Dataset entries
_ _ _ _ _
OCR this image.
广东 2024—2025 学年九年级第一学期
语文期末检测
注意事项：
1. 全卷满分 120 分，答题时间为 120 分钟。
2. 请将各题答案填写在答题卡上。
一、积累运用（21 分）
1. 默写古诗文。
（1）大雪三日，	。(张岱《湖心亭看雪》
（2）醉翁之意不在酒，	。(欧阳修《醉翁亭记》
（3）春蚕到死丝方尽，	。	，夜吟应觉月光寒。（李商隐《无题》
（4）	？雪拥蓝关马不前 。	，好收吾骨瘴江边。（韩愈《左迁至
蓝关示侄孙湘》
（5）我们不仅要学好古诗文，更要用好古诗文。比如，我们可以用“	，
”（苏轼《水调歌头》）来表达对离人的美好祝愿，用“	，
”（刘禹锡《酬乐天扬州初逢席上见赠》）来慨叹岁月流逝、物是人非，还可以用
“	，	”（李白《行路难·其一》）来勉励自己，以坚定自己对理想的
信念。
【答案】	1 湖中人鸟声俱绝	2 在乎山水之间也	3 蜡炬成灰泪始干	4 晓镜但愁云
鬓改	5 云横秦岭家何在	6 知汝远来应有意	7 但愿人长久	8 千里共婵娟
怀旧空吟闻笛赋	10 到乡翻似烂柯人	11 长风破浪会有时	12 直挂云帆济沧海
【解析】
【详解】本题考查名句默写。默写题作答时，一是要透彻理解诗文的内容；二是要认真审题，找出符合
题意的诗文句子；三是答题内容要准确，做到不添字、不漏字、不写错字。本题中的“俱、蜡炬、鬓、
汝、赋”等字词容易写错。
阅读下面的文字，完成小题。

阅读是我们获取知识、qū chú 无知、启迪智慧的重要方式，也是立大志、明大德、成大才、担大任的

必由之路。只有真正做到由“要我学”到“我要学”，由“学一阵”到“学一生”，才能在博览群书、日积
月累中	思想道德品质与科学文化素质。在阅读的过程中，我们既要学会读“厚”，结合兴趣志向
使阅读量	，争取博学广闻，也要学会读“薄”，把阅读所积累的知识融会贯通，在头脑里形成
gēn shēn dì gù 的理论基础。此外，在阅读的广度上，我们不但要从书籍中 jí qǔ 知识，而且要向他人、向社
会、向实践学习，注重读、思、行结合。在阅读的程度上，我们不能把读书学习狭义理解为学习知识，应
_ _ _ _ _
_THE TASK_. Repeat every line of the data, exactly and in full.

_OUTPUT FOR THIS EXERCISE_.
OCR this image.
广东 2024—2025 学年九年级第一学期
语文期末检测
注意事项：
1. 全卷满分 120 分，答题时间为 120 分钟。
2. 请将各题答案填写在答题卡上。
一、积累运用（21 分）
1. 默写古诗文。
（1）大雪三日，	。(张岱《湖心亭看雪》
（2）醉翁之意不在酒，	。(欧阳修《醉翁亭记》
（3）春蚕到死丝方尽，	。	，夜吟应觉月光寒。（李商隐《无题》
（4）	？雪拥蓝关马不前 。	，好收吾骨瘴江边。（韩愈《左迁至
蓝关示侄孙湘》
（5）我们不仅要学好古诗文，更要用好古诗文。比如，我们可以用“	，
”（苏轼《水调歌头》）来表达对离人的美好祝愿，用“	，
”（刘禹锡《酬乐天扬州初逢席上见赠》）来慨叹岁月流逝、物是人非，还可以用
“	，	”（李白《行路难·其一》）来勉励自己，以坚定自己对理想的
信念。
【答案】	1 湖中人鸟声俱绝	2 在乎山水之间也	3 蜡炬成灰泪始干	4 晓镜但愁云
鬓改	5 云横秦岭家何在	6 知汝远来应有意	7 但愿人长久	8 千里共婵娟
怀旧空吟闻笛赋	10 到乡翻似烂柯人	11 长风破浪会有时	12 直挂云帆济沧海
【解析】
【详解】本题考查名句默写。默写题作答时，一是要透彻理解诗文的内容；二是要认真审题，找出符合
题意的诗文句子；三是答题内容要准确，做到不添字、不漏字、不写错字。本题中的“俱、蜡炬、鬓、
汝、赋”等字词容易写错。
阅读下面的文字，完成小题。

阅读是我们获取知识、qū chú 无知、启迪智慧的重要方式，也是立大志、明大德、成大才、担大任的

必由之路。只有真正做到由“要我学”到“我要学”，由“学一阵”到“学一生”，才能在博览群书、日积
月累中	思想道德品质与科学文化素质。在阅读的过程中，我们既要学会读“厚”，结合兴趣志向
使阅读量	，争取博学广闻，也要学会读“薄”，把阅读所积累的知识融会贯通，在头脑里形成
gēn shēn dì gù 的理论基础。此外，在阅读的广度上，我们不但要从书籍中 jí qǔ 知识，而且要向他人、向社
会、向实践学习，注重读、思、行结合。在阅读的程度上，我们不能把读书学习狭义理解为学习知识，应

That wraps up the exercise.